- _Direction_: Copy each line below that includes "color".
-------- Data shown --------
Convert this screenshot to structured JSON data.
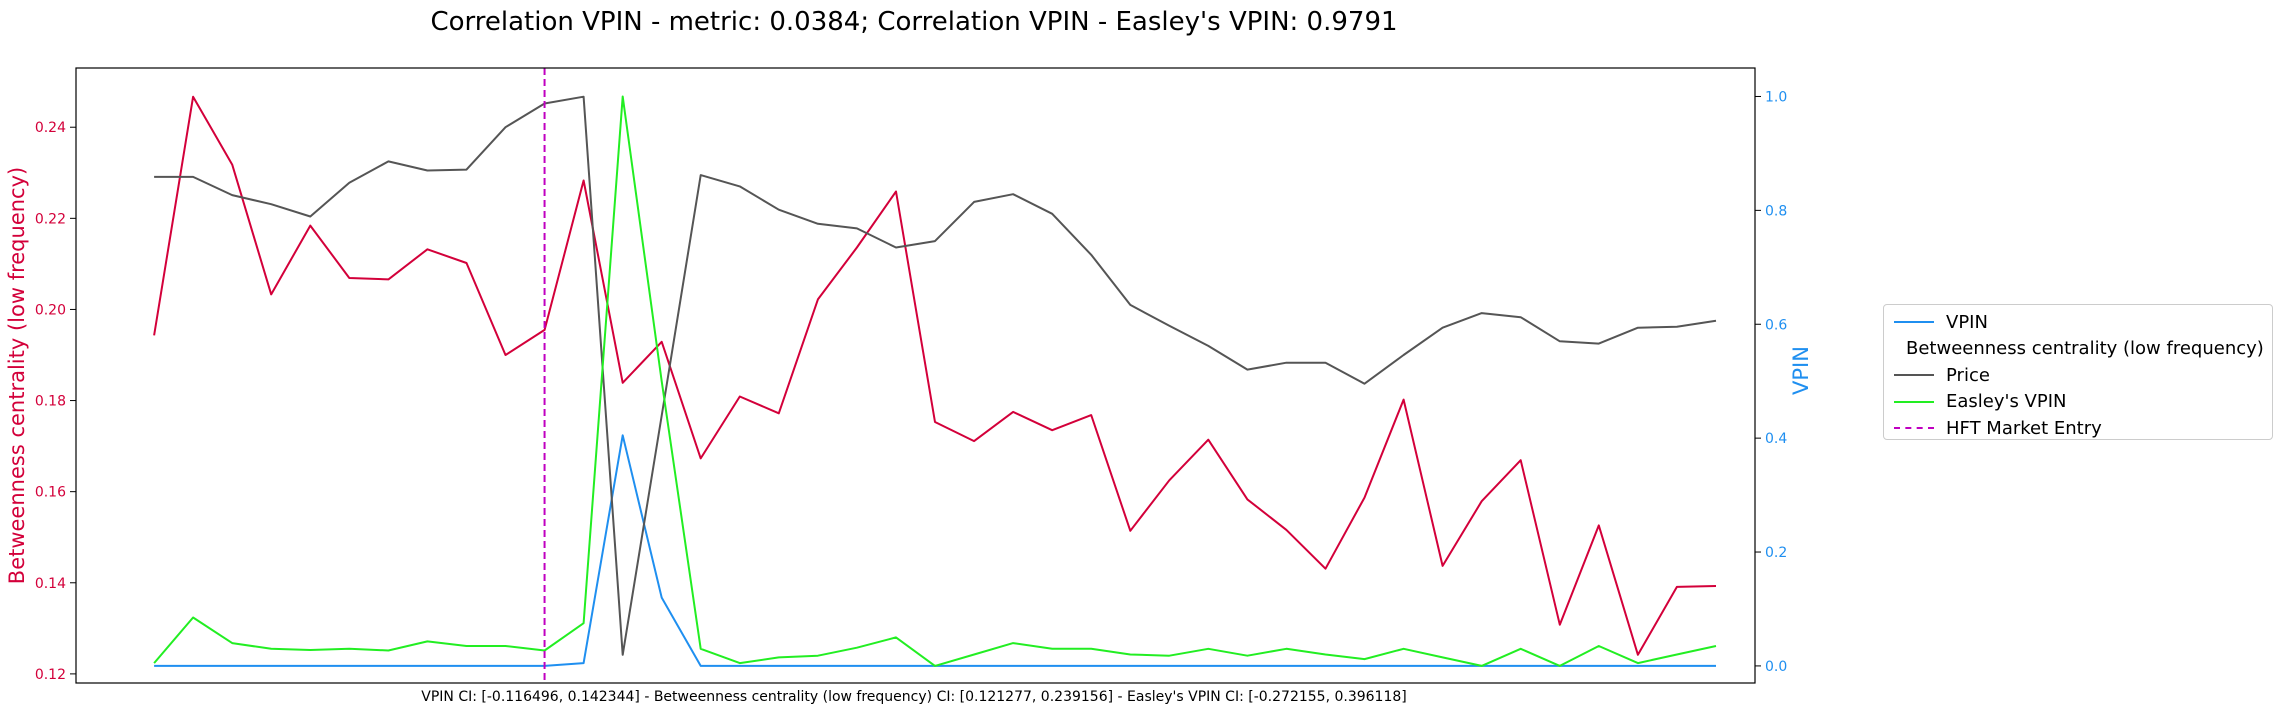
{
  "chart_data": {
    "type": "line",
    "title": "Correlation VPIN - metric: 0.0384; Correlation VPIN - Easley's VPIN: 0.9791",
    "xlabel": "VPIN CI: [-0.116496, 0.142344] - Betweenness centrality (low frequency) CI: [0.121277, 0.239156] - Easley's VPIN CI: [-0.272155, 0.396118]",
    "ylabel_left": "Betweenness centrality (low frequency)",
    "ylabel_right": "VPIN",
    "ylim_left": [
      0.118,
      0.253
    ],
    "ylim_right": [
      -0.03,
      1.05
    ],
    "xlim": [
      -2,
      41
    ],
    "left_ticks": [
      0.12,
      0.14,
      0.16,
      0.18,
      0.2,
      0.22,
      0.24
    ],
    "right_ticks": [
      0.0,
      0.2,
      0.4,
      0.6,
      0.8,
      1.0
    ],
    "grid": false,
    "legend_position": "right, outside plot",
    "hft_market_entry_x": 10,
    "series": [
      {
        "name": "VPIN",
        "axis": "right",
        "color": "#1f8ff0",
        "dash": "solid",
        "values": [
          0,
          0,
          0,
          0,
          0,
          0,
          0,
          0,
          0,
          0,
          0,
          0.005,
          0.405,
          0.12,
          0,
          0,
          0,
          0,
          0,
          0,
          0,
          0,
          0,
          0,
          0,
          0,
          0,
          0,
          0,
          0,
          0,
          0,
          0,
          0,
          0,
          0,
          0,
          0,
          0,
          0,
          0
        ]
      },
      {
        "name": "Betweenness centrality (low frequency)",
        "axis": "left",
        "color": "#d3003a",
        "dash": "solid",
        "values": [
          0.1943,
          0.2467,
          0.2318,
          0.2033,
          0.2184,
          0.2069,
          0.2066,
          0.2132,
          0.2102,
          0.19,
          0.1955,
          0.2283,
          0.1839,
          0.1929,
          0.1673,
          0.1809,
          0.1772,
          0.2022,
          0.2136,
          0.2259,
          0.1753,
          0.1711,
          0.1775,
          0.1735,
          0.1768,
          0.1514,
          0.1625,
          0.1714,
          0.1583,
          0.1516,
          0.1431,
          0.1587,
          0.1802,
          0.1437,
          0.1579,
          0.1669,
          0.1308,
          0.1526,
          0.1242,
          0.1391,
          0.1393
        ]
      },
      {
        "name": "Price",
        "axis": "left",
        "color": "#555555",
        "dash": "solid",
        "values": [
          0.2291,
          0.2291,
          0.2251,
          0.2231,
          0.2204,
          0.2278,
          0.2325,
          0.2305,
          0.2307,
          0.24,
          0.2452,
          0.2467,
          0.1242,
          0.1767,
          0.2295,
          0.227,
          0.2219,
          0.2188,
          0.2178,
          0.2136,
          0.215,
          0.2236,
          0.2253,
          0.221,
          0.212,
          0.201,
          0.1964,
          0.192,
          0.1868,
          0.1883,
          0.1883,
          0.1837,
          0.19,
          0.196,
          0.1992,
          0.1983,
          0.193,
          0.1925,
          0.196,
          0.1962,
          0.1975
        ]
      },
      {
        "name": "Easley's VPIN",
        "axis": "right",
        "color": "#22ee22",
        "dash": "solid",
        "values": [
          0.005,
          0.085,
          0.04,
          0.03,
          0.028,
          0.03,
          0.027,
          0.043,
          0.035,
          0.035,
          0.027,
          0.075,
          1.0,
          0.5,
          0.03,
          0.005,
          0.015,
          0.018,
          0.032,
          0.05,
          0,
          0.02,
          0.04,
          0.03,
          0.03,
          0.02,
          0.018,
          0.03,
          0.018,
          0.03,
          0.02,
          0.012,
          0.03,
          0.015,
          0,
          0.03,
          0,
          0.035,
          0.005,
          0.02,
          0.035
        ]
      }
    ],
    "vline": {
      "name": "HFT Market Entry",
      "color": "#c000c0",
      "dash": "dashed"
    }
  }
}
--------
-------- Data shown --------
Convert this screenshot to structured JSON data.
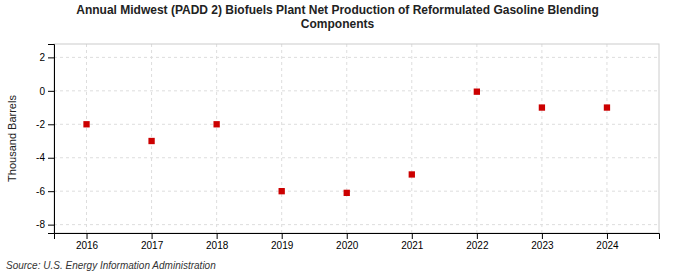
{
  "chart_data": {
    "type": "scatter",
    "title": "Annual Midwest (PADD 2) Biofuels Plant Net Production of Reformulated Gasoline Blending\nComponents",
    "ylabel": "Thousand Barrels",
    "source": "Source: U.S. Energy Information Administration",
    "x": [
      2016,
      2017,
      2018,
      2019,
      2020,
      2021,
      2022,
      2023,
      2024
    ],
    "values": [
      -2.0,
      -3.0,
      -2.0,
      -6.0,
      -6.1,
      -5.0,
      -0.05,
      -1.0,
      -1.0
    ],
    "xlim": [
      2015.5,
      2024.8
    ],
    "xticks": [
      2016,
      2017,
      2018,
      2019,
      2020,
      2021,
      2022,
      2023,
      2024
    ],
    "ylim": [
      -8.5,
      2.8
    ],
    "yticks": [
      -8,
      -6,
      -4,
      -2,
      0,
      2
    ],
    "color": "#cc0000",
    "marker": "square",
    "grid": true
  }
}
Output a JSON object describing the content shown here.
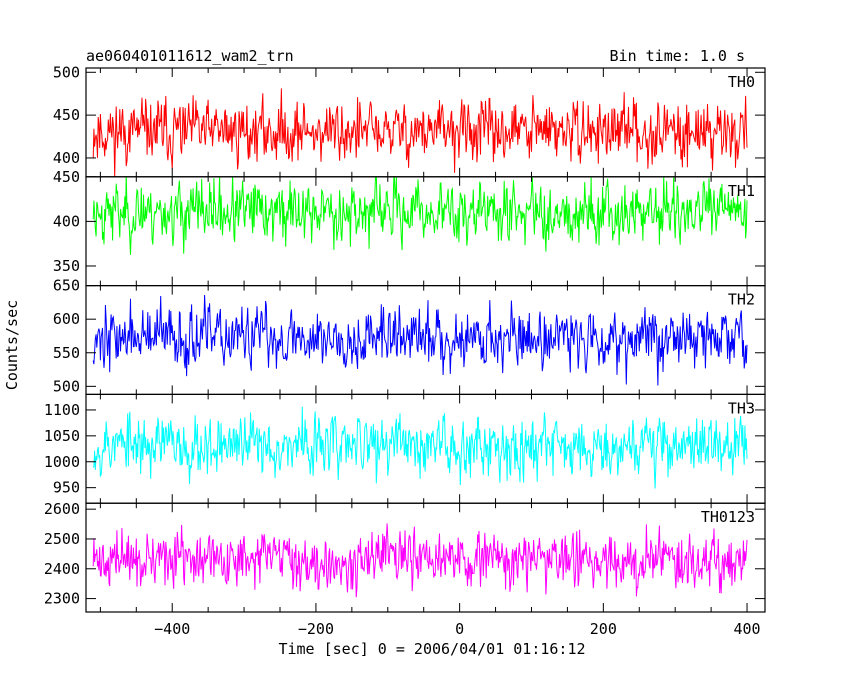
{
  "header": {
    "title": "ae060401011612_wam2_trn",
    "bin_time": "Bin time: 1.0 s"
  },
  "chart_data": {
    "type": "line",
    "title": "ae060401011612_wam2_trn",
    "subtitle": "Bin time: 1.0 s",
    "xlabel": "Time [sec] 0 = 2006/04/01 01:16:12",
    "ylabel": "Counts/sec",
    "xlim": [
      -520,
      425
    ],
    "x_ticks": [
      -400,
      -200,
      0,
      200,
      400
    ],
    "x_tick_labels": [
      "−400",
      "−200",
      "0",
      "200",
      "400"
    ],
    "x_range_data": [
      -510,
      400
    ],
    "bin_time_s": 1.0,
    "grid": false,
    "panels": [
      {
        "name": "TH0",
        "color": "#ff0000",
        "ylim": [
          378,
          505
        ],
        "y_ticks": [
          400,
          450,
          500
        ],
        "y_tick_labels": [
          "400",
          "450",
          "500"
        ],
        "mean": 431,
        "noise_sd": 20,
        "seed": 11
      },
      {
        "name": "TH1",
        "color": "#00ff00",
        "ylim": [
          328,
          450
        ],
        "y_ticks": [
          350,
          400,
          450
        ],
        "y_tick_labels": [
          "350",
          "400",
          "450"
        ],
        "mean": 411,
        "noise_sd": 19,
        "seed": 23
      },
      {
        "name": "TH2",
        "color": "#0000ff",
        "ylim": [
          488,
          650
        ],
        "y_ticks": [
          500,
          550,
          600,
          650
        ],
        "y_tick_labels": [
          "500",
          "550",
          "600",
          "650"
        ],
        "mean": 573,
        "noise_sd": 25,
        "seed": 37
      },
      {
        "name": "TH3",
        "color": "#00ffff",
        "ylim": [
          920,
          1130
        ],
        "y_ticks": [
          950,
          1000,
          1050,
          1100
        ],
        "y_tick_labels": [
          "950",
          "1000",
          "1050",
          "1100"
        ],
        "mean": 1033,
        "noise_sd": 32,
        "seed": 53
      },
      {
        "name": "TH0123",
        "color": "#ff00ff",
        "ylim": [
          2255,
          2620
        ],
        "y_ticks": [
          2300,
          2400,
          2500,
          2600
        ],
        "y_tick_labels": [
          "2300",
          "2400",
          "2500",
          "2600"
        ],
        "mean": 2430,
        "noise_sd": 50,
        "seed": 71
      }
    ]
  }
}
--------
- _Completed task_:
        "color": "#1f8ff0",
        "color": "#d3003a",
        "color": "#555555",
        "color": "#22ee22",
      "color": "#c000c0",
    "color": "#cc0000",
        "color": "#ff0000",
        "color": "#00ff00",
        "color": "#0000ff",
        "color": "#00ffff",
        "color": "#ff00ff",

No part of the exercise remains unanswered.